▸ Exercise instructions: Print the records below word for word, but leave out the pictures.

Start of Record excerpts

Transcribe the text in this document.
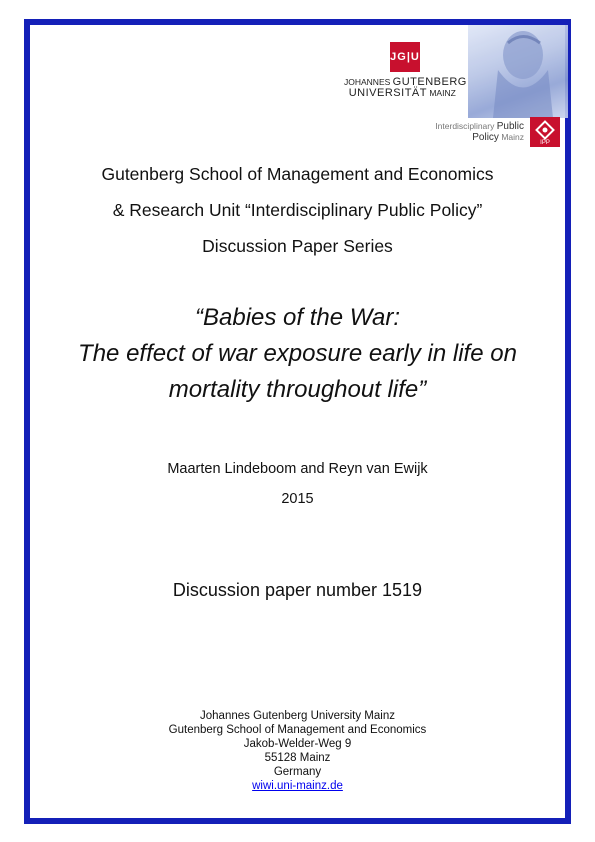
JG|U
JOHANNES GUTENBERG
UNIVERSITÄT MAINZ
Interdisciplinary Public
Policy Mainz
IPP
Gutenberg School of Management and Economics
& Research Unit “Interdisciplinary Public Policy”
Discussion Paper Series
“Babies of the War:
The effect of war exposure early in life on
mortality throughout life”
Maarten Lindeboom and Reyn van Ewijk
2015
Discussion paper number 1519
Johannes Gutenberg University Mainz
Gutenberg School of Management and Economics
Jakob-Welder-Weg 9
55128 Mainz
Germany
wiwi.uni-mainz.de
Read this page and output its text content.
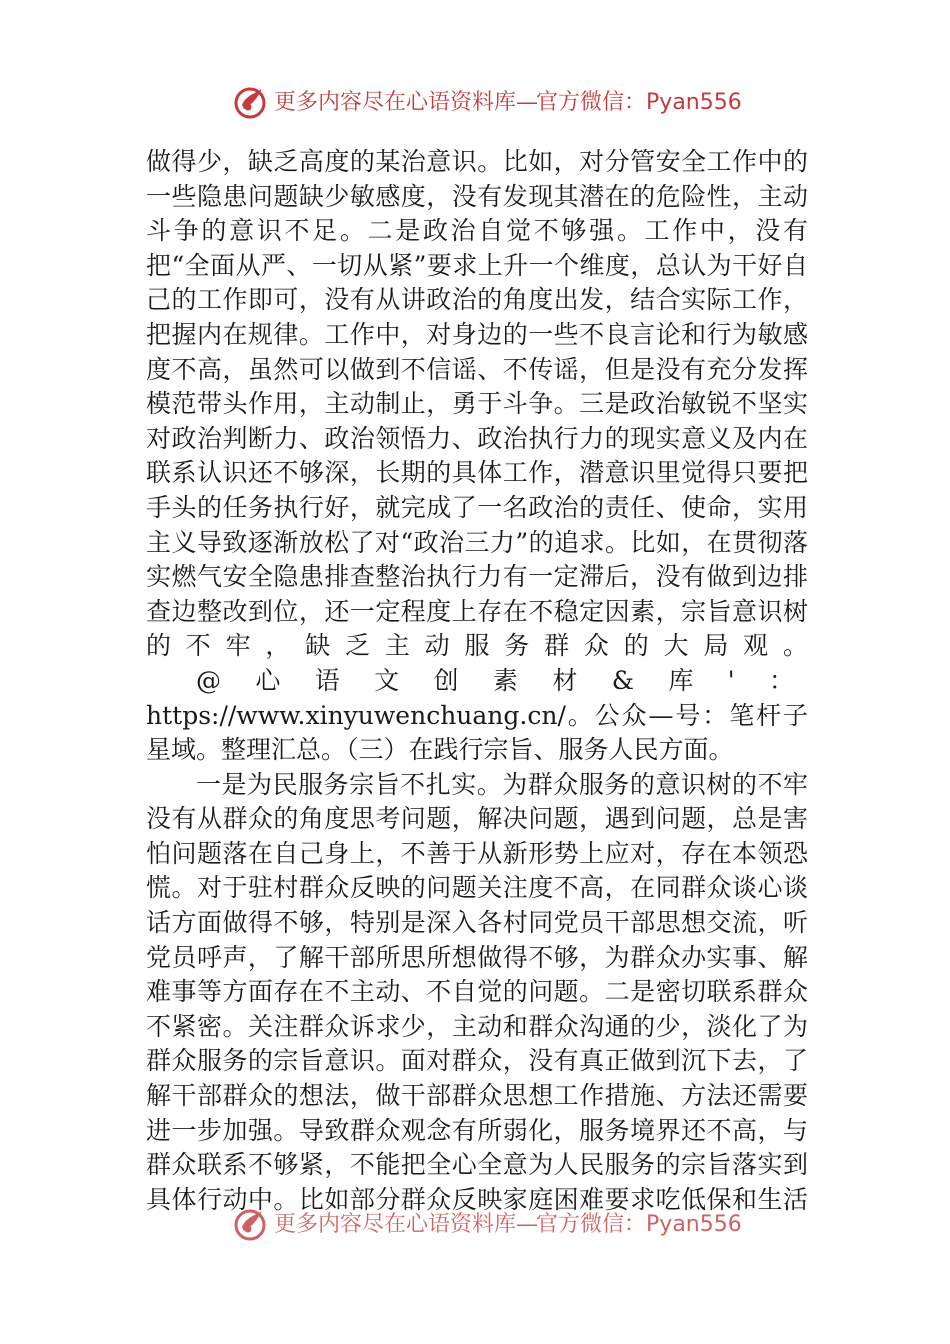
更多内容尽在心语资料库—官方微信：Pyan556

做得少，缺乏高度的某治意识。比如，对分管安全工作中的一些隐患问题缺少敏感度，没有发现其潜在的危险性，主动斗争的意识不足。二是政治自觉不够强。工作中，没有把“全面从严、一切从紧”要求上升一个维度，总认为干好自己的工作即可，没有从讲政治的角度出发，结合实际工作，把握内在规律。工作中，对身边的一些不良言论和行为敏感度不高，虽然可以做到不信谣、不传谣，但是没有充分发挥模范带头作用，主动制止，勇于斗争。三是政治敏锐不坚实对政治判断力、政治领悟力、政治执行力的现实意义及内在联系认识还不够深，长期的具体工作，潜意识里觉得只要把手头的任务执行好，就完成了一名政治的责任、使命，实用主义导致逐渐放松了对“政治三力”的追求。比如，在贯彻落实燃气安全隐患排查整治执行力有一定滞后，没有做到边排查边整改到位，还一定程度上存在不稳定因素，宗旨意识树的不牢，缺乏主动服务群众的大局观。

@心语文创素材&库'：

https://www.xinyuwenchuang.cn/。公众—号：笔杆子星域。整理汇总。（三）在践行宗旨、服务人民方面。

一是为民服务宗旨不扎实。为群众服务的意识树的不牢没有从群众的角度思考问题，解决问题，遇到问题，总是害怕问题落在自己身上，不善于从新形势上应对，存在本领恐慌。对于驻村群众反映的问题关注度不高，在同群众谈心谈话方面做得不够，特别是深入各村同党员干部思想交流，听党员呼声，了解干部所思所想做得不够，为群众办实事、解难事等方面存在不主动、不自觉的问题。二是密切联系群众不紧密。关注群众诉求少，主动和群众沟通的少，淡化了为群众服务的宗旨意识。面对群众，没有真正做到沉下去，了解干部群众的想法，做干部群众思想工作措施、方法还需要进一步加强。导致群众观念有所弱化，服务境界还不高，与群众联系不够紧，不能把全心全意为人民服务的宗旨落实到具体行动中。比如部分群众反映家庭困难要求吃低保和生活

更多内容尽在心语资料库—官方微信：Pyan556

End of Record excerpts

▸ Answer below:
Transcribe the text in this document.
JG|U
JOHANNES GUTENBERG
UNIVERSITÄT MAINZ
Interdisciplinary Public
Policy Mainz
IPP
Gutenberg School of Management and Economics
& Research Unit “Interdisciplinary Public Policy”
Discussion Paper Series
“Babies of the War:
The effect of war exposure early in life on
mortality throughout life”
Maarten Lindeboom and Reyn van Ewijk
2015
Discussion paper number 1519
Johannes Gutenberg University Mainz
Gutenberg School of Management and Economics
Jakob-Welder-Weg 9
55128 Mainz
Germany
wiwi.uni-mainz.de
Read this page and output its text content.
更多内容尽在心语资料库—官方微信：Pyan556

做得少，缺乏高度的某治意识。比如，对分管安全工作中的一些隐患问题缺少敏感度，没有发现其潜在的危险性，主动斗争的意识不足。二是政治自觉不够强。工作中，没有把“全面从严、一切从紧”要求上升一个维度，总认为干好自己的工作即可，没有从讲政治的角度出发，结合实际工作，把握内在规律。工作中，对身边的一些不良言论和行为敏感度不高，虽然可以做到不信谣、不传谣，但是没有充分发挥模范带头作用，主动制止，勇于斗争。三是政治敏锐不坚实对政治判断力、政治领悟力、政治执行力的现实意义及内在联系认识还不够深，长期的具体工作，潜意识里觉得只要把手头的任务执行好，就完成了一名政治的责任、使命，实用主义导致逐渐放松了对“政治三力”的追求。比如，在贯彻落实燃气安全隐患排查整治执行力有一定滞后，没有做到边排查边整改到位，还一定程度上存在不稳定因素，宗旨意识树的不牢，缺乏主动服务群众的大局观。

@心语文创素材&库'：

https://www.xinyuwenchuang.cn/。公众—号：笔杆子星域。整理汇总。（三）在践行宗旨、服务人民方面。

一是为民服务宗旨不扎实。为群众服务的意识树的不牢没有从群众的角度思考问题，解决问题，遇到问题，总是害怕问题落在自己身上，不善于从新形势上应对，存在本领恐慌。对于驻村群众反映的问题关注度不高，在同群众谈心谈话方面做得不够，特别是深入各村同党员干部思想交流，听党员呼声，了解干部所思所想做得不够，为群众办实事、解难事等方面存在不主动、不自觉的问题。二是密切联系群众不紧密。关注群众诉求少，主动和群众沟通的少，淡化了为群众服务的宗旨意识。面对群众，没有真正做到沉下去，了解干部群众的想法，做干部群众思想工作措施、方法还需要进一步加强。导致群众观念有所弱化，服务境界还不高，与群众联系不够紧，不能把全心全意为人民服务的宗旨落实到具体行动中。比如部分群众反映家庭困难要求吃低保和生活

更多内容尽在心语资料库—官方微信：Pyan556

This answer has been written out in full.